EXERCISE TASK: Transcribe the listing below word for word.

===== DATA FOR PROCESSING =====

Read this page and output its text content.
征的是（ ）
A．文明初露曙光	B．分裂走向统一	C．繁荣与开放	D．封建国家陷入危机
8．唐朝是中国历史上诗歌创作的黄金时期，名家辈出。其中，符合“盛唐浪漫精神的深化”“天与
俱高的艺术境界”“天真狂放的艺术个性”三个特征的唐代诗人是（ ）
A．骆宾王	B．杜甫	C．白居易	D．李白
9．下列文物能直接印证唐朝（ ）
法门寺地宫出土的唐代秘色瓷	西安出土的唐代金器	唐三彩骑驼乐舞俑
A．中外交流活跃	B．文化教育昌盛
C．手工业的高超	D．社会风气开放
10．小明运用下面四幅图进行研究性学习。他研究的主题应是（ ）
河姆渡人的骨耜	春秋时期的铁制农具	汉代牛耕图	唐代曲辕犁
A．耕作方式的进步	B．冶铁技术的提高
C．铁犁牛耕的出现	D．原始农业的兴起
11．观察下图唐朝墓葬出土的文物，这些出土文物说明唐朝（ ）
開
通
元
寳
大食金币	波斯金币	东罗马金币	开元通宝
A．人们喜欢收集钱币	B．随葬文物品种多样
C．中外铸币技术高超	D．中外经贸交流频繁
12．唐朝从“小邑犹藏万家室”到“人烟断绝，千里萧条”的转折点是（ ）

=====

WRITTEN SOLUTION:
Read this page and output its text content.
征的是（ ）
A．文明初露曙光	B．分裂走向统一	C．繁荣与开放	D．封建国家陷入危机
8．唐朝是中国历史上诗歌创作的黄金时期，名家辈出。其中，符合“盛唐浪漫精神的深化”“天与
俱高的艺术境界”“天真狂放的艺术个性”三个特征的唐代诗人是（ ）
A．骆宾王	B．杜甫	C．白居易	D．李白
9．下列文物能直接印证唐朝（ ）
法门寺地宫出土的唐代秘色瓷	西安出土的唐代金器	唐三彩骑驼乐舞俑
A．中外交流活跃	B．文化教育昌盛
C．手工业的高超	D．社会风气开放
10．小明运用下面四幅图进行研究性学习。他研究的主题应是（ ）
河姆渡人的骨耜	春秋时期的铁制农具	汉代牛耕图	唐代曲辕犁
A．耕作方式的进步	B．冶铁技术的提高
C．铁犁牛耕的出现	D．原始农业的兴起
11．观察下图唐朝墓葬出土的文物，这些出土文物说明唐朝（ ）
開
通
元
寳
大食金币	波斯金币	东罗马金币	开元通宝
A．人们喜欢收集钱币	B．随葬文物品种多样
C．中外铸币技术高超	D．中外经贸交流频繁
12．唐朝从“小邑犹藏万家室”到“人烟断绝，千里萧条”的转折点是（ ）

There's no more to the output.